WHAT TO PRODUCE. Take the material below and write it all out again exactly.

════════════════════

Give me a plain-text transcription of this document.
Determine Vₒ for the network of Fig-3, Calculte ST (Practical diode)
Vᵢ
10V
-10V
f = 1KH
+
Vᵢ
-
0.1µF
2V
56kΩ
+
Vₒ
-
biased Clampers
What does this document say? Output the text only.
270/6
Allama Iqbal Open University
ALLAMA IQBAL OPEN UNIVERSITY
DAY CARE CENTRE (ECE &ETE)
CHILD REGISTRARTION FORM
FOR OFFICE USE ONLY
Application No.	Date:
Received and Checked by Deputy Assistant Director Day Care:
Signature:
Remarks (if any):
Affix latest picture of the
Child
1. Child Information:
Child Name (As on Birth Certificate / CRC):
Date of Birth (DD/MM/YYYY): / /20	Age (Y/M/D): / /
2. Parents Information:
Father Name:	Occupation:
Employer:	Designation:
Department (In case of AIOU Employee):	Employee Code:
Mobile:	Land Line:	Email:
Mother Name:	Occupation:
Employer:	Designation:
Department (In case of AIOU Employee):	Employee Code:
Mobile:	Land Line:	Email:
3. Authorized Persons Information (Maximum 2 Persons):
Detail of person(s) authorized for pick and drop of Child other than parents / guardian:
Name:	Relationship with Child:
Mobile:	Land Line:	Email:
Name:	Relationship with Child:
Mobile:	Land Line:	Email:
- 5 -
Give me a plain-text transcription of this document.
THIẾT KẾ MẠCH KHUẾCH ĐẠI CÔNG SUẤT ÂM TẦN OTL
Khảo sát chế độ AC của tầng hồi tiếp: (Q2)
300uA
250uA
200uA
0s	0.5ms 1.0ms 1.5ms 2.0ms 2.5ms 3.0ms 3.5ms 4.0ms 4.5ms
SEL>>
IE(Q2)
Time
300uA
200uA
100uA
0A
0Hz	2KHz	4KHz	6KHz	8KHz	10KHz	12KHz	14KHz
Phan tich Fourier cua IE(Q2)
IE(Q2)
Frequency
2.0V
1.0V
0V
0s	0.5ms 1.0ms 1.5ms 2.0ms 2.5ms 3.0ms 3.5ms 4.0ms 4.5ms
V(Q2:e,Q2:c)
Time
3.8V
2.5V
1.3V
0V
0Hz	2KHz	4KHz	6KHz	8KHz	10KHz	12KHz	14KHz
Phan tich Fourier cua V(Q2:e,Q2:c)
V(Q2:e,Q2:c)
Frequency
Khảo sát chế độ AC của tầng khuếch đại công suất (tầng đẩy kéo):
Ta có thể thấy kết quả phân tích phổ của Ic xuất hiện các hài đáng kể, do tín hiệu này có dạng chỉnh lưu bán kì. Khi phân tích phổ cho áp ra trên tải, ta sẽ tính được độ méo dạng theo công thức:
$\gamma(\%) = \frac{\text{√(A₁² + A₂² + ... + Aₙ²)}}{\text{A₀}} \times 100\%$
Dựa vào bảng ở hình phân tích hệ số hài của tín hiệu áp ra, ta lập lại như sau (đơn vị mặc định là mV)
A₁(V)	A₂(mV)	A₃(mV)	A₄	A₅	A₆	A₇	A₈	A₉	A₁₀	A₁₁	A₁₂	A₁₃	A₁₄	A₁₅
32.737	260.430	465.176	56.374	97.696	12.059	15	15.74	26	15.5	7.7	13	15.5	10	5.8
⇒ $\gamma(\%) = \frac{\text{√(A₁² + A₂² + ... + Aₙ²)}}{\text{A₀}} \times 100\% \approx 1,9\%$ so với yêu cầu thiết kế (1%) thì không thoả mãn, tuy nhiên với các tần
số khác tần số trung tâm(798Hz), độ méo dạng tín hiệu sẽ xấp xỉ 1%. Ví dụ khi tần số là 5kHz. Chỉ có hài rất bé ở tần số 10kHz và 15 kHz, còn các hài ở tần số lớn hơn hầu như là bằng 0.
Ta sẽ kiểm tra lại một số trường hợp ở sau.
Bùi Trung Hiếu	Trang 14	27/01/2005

════════════════════

EXPECTED ANSWER.
Give me a plain-text transcription of this document.
Determine Vₒ for the network of Fig-3, Calculte ST (Practical diode)
Vᵢ
10V
-10V
f = 1KH
+
Vᵢ
-
0.1µF
2V
56kΩ
+
Vₒ
-
biased Clampers
What does this document say? Output the text only.
270/6
Allama Iqbal Open University
ALLAMA IQBAL OPEN UNIVERSITY
DAY CARE CENTRE (ECE &ETE)
CHILD REGISTRARTION FORM
FOR OFFICE USE ONLY
Application No.	Date:
Received and Checked by Deputy Assistant Director Day Care:
Signature:
Remarks (if any):
Affix latest picture of the
Child
1. Child Information:
Child Name (As on Birth Certificate / CRC):
Date of Birth (DD/MM/YYYY): / /20	Age (Y/M/D): / /
2. Parents Information:
Father Name:	Occupation:
Employer:	Designation:
Department (In case of AIOU Employee):	Employee Code:
Mobile:	Land Line:	Email:
Mother Name:	Occupation:
Employer:	Designation:
Department (In case of AIOU Employee):	Employee Code:
Mobile:	Land Line:	Email:
3. Authorized Persons Information (Maximum 2 Persons):
Detail of person(s) authorized for pick and drop of Child other than parents / guardian:
Name:	Relationship with Child:
Mobile:	Land Line:	Email:
Name:	Relationship with Child:
Mobile:	Land Line:	Email:
- 5 -
Give me a plain-text transcription of this document.
THIẾT KẾ MẠCH KHUẾCH ĐẠI CÔNG SUẤT ÂM TẦN OTL
Khảo sát chế độ AC của tầng hồi tiếp: (Q2)
300uA
250uA
200uA
0s	0.5ms 1.0ms 1.5ms 2.0ms 2.5ms 3.0ms 3.5ms 4.0ms 4.5ms
SEL>>
IE(Q2)
Time
300uA
200uA
100uA
0A
0Hz	2KHz	4KHz	6KHz	8KHz	10KHz	12KHz	14KHz
Phan tich Fourier cua IE(Q2)
IE(Q2)
Frequency
2.0V
1.0V
0V
0s	0.5ms 1.0ms 1.5ms 2.0ms 2.5ms 3.0ms 3.5ms 4.0ms 4.5ms
V(Q2:e,Q2:c)
Time
3.8V
2.5V
1.3V
0V
0Hz	2KHz	4KHz	6KHz	8KHz	10KHz	12KHz	14KHz
Phan tich Fourier cua V(Q2:e,Q2:c)
V(Q2:e,Q2:c)
Frequency
Khảo sát chế độ AC của tầng khuếch đại công suất (tầng đẩy kéo):
Ta có thể thấy kết quả phân tích phổ của Ic xuất hiện các hài đáng kể, do tín hiệu này có dạng chỉnh lưu bán kì. Khi phân tích phổ cho áp ra trên tải, ta sẽ tính được độ méo dạng theo công thức:
$\gamma(\%) = \frac{\text{√(A₁² + A₂² + ... + Aₙ²)}}{\text{A₀}} \times 100\%$
Dựa vào bảng ở hình phân tích hệ số hài của tín hiệu áp ra, ta lập lại như sau (đơn vị mặc định là mV)
A₁(V)	A₂(mV)	A₃(mV)	A₄	A₅	A₆	A₇	A₈	A₉	A₁₀	A₁₁	A₁₂	A₁₃	A₁₄	A₁₅
32.737	260.430	465.176	56.374	97.696	12.059	15	15.74	26	15.5	7.7	13	15.5	10	5.8
⇒ $\gamma(\%) = \frac{\text{√(A₁² + A₂² + ... + Aₙ²)}}{\text{A₀}} \times 100\% \approx 1,9\%$ so với yêu cầu thiết kế (1%) thì không thoả mãn, tuy nhiên với các tần
số khác tần số trung tâm(798Hz), độ méo dạng tín hiệu sẽ xấp xỉ 1%. Ví dụ khi tần số là 5kHz. Chỉ có hài rất bé ở tần số 10kHz và 15 kHz, còn các hài ở tần số lớn hơn hầu như là bằng 0.
Ta sẽ kiểm tra lại một số trường hợp ở sau.
Bùi Trung Hiếu	Trang 14	27/01/2005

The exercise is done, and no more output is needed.